§ Task prompt
Can you quote the records below in full, word for word?

[Stored records]
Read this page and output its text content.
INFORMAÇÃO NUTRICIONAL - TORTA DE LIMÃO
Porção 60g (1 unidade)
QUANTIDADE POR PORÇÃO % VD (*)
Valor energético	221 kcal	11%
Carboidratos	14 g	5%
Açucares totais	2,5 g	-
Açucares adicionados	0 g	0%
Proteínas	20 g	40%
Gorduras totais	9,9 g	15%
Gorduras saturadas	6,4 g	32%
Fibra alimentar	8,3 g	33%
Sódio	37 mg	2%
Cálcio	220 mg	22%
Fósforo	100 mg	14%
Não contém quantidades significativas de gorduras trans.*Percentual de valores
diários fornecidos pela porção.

§ Full output
Read this page and output its text content.
INFORMAÇÃO NUTRICIONAL - TORTA DE LIMÃO
Porção 60g (1 unidade)
QUANTIDADE POR PORÇÃO % VD (*)
Valor energético	221 kcal	11%
Carboidratos	14 g	5%
Açucares totais	2,5 g	-
Açucares adicionados	0 g	0%
Proteínas	20 g	40%
Gorduras totais	9,9 g	15%
Gorduras saturadas	6,4 g	32%
Fibra alimentar	8,3 g	33%
Sódio	37 mg	2%
Cálcio	220 mg	22%
Fósforo	100 mg	14%
Não contém quantidades significativas de gorduras trans.*Percentual de valores
diários fornecidos pela porção.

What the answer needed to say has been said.